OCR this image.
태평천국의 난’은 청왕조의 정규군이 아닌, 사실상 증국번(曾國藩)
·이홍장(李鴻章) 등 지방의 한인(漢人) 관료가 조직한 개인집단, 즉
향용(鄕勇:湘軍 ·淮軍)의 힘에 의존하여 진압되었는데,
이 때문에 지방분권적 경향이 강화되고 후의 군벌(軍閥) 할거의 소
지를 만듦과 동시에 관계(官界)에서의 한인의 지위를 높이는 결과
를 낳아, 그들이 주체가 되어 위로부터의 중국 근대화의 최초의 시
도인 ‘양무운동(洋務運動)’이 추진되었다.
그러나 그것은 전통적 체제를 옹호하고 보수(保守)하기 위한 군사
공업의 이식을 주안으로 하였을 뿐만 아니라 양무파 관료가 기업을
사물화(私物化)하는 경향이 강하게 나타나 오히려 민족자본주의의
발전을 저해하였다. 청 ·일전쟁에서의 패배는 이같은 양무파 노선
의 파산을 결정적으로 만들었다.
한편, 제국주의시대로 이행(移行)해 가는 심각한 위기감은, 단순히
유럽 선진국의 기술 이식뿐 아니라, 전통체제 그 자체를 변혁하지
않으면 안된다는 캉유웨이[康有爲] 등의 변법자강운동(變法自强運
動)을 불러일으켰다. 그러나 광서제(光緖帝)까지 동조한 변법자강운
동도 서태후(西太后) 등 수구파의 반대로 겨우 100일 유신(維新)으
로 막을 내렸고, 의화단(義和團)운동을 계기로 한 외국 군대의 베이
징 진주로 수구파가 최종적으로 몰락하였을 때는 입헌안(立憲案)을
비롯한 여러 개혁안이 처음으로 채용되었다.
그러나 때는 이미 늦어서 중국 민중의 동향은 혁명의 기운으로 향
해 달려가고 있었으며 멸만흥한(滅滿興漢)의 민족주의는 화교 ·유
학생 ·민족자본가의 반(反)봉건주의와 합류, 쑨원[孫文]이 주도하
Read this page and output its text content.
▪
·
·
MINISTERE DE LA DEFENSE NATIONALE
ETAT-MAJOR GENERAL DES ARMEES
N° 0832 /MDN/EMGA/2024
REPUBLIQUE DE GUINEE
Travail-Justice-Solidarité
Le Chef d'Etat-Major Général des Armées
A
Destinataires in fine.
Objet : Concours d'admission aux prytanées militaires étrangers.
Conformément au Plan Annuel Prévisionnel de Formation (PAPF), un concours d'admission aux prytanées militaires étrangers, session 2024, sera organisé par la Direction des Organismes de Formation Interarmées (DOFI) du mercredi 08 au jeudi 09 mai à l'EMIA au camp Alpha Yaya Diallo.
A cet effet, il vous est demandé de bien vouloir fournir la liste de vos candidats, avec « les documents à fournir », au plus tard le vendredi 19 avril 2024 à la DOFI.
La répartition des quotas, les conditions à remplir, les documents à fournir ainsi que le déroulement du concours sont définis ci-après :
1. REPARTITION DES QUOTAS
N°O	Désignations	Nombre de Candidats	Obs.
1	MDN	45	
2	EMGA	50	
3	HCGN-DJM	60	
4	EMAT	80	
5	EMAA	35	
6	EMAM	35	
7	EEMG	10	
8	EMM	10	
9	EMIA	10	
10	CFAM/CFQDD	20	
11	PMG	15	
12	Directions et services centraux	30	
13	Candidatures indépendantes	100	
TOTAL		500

--*--

### What needs to be done
Look for lines containing the string "documents" and copy them all.

### Response below
A cet effet, il vous est demandé de bien vouloir fournir la liste de vos candidats, avec « les documents à fournir », au plus tard le vendredi 19 avril 2024 à la DOFI.
La répartition des quotas, les conditions à remplir, les documents à fournir ainsi que le déroulement du concours sont définis ci-après :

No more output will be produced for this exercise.